Task details
Identify the lines bearing the string "incur" and gather them.

Data records
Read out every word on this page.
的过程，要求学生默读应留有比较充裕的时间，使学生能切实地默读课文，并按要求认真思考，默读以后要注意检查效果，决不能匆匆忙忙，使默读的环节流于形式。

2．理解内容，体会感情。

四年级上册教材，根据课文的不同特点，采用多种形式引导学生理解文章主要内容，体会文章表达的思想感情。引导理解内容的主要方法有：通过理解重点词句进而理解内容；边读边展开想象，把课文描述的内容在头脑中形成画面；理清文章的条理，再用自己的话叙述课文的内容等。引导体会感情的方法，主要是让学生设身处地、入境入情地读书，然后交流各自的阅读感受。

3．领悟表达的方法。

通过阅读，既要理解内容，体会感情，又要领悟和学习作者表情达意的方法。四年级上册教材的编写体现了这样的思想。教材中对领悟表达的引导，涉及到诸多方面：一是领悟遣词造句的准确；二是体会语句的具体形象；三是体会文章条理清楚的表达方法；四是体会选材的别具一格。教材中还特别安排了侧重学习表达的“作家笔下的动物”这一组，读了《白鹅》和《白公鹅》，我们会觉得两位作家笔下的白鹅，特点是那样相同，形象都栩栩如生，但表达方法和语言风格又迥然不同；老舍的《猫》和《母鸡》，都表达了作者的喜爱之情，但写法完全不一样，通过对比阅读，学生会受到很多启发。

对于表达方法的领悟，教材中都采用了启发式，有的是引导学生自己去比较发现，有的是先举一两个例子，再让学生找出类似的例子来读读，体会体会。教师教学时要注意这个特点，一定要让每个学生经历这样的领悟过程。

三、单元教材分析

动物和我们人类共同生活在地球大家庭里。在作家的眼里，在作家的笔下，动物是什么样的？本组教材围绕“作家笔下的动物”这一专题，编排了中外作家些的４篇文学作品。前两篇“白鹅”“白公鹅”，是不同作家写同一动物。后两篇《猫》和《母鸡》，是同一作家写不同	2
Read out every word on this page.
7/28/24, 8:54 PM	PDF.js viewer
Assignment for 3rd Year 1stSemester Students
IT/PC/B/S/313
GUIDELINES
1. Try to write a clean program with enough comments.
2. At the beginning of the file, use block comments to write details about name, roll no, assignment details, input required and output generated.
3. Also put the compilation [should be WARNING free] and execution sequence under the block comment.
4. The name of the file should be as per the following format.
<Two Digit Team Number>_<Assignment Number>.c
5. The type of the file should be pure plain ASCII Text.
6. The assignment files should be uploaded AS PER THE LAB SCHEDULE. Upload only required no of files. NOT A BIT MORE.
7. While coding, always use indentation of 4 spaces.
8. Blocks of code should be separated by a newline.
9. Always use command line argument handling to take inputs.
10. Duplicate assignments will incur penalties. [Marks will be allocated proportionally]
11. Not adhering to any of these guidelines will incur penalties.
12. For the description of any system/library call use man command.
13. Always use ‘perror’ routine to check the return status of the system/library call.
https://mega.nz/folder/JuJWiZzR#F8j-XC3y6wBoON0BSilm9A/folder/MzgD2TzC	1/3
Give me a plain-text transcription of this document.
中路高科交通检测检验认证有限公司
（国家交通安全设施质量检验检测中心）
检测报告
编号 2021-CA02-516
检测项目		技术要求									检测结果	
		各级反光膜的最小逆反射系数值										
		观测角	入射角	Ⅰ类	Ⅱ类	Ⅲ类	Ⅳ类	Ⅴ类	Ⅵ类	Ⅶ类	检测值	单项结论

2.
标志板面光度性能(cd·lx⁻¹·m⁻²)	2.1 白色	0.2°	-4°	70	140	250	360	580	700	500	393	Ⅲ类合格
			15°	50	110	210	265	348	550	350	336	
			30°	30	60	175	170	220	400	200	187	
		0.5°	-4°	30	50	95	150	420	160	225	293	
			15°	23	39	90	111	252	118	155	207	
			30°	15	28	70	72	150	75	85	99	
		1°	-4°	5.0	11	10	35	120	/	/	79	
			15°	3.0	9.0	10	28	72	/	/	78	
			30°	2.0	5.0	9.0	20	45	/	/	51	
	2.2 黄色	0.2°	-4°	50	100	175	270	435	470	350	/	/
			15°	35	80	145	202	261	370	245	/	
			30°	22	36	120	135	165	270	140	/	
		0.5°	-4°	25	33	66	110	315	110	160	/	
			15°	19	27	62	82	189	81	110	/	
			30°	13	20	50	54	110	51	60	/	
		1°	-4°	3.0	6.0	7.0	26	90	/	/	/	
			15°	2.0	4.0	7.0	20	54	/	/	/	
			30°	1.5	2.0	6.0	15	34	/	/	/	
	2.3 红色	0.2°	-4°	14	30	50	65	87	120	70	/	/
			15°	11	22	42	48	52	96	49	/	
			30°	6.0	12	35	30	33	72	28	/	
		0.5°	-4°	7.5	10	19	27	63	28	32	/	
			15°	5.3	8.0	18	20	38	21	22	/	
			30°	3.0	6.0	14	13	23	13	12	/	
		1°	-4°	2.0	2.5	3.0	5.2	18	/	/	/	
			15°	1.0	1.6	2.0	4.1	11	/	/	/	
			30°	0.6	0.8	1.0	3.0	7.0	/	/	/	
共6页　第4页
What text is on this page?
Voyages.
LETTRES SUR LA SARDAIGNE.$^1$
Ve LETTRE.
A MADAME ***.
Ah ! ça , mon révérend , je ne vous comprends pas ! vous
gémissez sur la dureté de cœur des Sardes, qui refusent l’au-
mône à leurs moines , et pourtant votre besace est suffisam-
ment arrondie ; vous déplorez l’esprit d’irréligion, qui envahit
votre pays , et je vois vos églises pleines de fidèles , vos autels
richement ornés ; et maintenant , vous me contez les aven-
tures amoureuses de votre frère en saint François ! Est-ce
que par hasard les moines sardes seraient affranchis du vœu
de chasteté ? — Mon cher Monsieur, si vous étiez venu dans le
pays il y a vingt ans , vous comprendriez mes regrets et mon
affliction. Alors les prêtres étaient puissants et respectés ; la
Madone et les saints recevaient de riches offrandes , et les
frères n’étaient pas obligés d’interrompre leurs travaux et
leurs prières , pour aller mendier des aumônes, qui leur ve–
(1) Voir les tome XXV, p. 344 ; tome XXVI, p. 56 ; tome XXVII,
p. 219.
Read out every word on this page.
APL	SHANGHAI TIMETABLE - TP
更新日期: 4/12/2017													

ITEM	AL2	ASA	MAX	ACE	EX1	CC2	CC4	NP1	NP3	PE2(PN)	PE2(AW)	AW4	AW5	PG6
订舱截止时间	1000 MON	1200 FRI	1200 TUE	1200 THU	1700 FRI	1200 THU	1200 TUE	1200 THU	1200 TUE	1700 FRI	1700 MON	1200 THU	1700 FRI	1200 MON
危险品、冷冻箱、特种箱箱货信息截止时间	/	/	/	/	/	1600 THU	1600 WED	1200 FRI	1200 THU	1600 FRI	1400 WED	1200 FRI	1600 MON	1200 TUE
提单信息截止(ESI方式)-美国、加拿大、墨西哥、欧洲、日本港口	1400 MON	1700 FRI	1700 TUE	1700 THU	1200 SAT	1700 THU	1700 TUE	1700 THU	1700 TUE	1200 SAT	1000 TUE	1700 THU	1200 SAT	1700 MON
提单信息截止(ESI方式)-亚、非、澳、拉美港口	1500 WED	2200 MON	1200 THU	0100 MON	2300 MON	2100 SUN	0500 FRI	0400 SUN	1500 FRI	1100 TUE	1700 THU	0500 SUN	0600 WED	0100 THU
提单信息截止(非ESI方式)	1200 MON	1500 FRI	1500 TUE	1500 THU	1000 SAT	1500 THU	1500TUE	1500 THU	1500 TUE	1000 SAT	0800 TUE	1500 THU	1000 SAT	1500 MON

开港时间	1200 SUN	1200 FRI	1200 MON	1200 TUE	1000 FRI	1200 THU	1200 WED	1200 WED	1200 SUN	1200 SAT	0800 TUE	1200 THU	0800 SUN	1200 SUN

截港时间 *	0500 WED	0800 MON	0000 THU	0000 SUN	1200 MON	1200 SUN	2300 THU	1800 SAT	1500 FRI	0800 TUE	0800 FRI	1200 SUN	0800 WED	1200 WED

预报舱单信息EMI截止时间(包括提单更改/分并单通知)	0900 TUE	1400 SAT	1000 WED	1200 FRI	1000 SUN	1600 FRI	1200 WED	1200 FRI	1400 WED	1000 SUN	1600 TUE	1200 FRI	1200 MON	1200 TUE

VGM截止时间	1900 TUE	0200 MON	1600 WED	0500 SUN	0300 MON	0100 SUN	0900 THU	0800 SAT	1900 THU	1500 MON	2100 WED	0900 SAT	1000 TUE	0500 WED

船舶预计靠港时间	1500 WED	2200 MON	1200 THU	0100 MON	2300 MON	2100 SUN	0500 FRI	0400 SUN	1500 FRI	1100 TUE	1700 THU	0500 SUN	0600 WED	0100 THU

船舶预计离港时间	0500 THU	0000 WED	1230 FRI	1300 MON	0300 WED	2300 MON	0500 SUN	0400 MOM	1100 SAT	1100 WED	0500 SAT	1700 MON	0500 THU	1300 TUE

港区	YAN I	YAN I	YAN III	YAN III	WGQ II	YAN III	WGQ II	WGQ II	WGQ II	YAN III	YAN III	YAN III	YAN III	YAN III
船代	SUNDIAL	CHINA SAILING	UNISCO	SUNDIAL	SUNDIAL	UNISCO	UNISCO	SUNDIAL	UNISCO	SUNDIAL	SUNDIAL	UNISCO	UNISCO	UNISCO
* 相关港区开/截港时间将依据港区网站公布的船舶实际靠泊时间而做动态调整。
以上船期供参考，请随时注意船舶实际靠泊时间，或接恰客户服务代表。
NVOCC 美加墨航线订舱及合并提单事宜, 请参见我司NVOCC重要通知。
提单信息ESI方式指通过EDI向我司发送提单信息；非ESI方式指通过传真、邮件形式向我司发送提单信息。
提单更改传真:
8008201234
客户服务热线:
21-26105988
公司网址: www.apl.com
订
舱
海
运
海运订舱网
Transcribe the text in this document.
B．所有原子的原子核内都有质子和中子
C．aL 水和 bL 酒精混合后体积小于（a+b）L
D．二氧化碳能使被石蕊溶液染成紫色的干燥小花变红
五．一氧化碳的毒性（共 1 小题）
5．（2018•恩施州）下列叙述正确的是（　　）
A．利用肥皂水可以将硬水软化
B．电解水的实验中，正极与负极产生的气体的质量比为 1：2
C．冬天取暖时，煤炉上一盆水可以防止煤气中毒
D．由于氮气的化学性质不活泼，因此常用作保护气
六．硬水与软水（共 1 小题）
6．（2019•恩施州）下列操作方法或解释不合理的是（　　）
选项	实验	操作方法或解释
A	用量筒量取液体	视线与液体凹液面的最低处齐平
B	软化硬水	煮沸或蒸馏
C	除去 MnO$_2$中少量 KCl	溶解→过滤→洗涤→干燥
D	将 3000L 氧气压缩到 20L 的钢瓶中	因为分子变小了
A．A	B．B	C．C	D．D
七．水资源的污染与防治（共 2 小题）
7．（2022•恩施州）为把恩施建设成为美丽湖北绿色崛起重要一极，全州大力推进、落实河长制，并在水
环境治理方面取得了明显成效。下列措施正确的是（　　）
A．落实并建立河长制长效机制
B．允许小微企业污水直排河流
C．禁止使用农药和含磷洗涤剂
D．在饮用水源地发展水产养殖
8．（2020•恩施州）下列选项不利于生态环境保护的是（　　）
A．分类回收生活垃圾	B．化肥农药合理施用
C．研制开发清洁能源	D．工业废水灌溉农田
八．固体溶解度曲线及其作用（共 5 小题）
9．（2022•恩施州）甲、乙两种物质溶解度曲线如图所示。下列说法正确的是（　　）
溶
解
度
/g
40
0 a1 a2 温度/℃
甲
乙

Correct answer
10. Duplicate assignments will incur penalties. [Marks will be allocated proportionally]
11. Not adhering to any of these guidelines will incur penalties.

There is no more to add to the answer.